(Stored records)
---
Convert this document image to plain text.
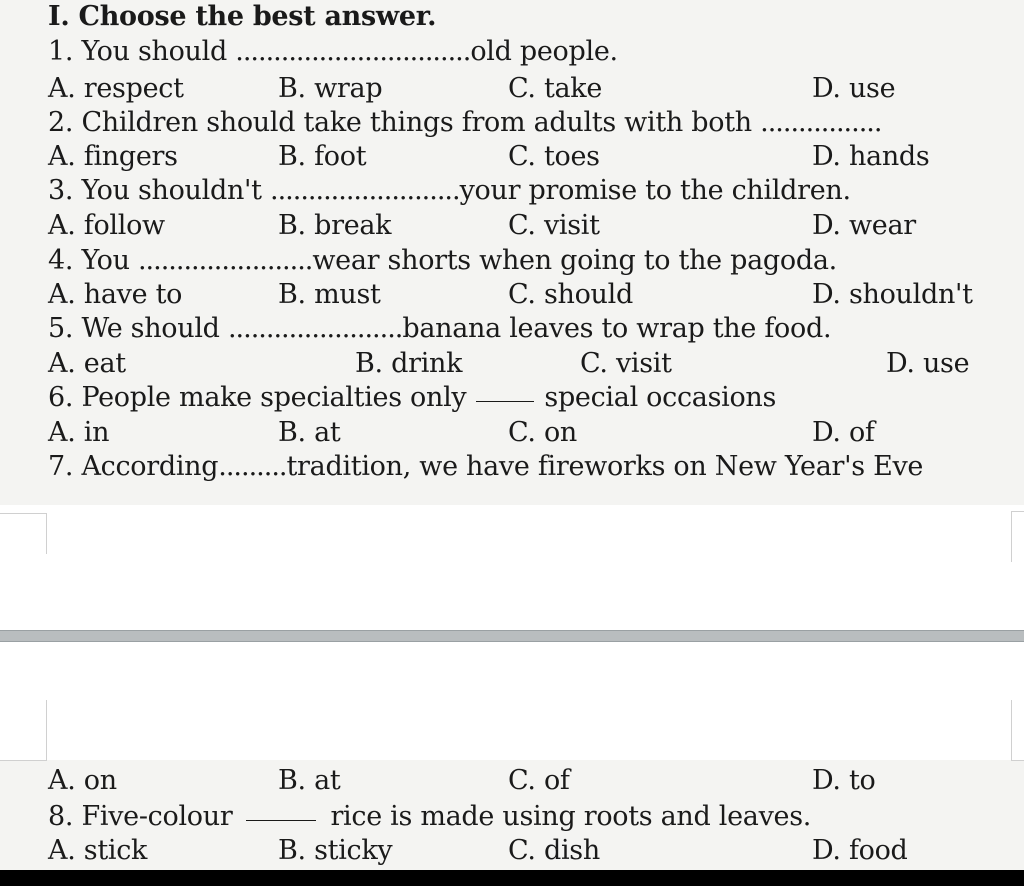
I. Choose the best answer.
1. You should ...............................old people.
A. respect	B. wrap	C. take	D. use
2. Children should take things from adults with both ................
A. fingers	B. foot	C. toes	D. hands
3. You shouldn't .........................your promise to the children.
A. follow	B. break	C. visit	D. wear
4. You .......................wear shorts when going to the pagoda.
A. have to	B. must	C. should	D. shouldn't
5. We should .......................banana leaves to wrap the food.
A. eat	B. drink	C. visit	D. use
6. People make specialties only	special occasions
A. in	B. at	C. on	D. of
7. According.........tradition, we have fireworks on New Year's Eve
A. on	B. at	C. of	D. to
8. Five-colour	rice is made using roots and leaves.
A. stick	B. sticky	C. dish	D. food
---
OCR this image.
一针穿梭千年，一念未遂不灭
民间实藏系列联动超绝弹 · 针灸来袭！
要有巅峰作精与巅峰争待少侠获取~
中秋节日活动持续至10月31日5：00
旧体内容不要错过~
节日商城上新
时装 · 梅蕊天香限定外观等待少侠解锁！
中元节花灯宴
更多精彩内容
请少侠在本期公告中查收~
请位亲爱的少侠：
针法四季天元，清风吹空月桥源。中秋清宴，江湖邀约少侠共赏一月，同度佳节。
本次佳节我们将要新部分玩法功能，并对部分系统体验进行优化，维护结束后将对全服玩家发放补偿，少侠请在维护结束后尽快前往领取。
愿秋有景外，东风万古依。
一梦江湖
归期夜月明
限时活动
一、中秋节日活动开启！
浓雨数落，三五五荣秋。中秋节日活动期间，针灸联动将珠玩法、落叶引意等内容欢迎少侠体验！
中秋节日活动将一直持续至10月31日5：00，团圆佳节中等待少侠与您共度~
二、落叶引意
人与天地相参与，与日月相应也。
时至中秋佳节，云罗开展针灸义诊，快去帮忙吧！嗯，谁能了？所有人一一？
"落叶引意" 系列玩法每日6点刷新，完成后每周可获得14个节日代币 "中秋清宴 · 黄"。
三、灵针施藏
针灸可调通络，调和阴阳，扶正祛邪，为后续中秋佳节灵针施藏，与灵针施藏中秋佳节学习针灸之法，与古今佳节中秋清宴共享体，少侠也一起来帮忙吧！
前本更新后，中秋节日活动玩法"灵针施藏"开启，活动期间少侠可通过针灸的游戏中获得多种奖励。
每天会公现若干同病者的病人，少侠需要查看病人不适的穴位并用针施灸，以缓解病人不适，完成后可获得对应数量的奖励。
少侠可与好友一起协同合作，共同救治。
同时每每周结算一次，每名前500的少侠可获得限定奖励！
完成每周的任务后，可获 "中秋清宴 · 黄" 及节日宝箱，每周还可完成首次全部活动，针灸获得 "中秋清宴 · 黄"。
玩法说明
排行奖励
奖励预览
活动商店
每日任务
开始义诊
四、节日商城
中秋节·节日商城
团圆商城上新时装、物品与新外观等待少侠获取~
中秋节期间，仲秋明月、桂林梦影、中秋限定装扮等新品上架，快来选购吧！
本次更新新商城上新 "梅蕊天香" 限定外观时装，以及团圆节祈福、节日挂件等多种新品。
---
- _What the task asks_
List all lines from the entries that include the word "leaves".

- _Output below_
5. We should .......................banana leaves to wrap the food.
8. Five-colour	rice is made using roots and leaves.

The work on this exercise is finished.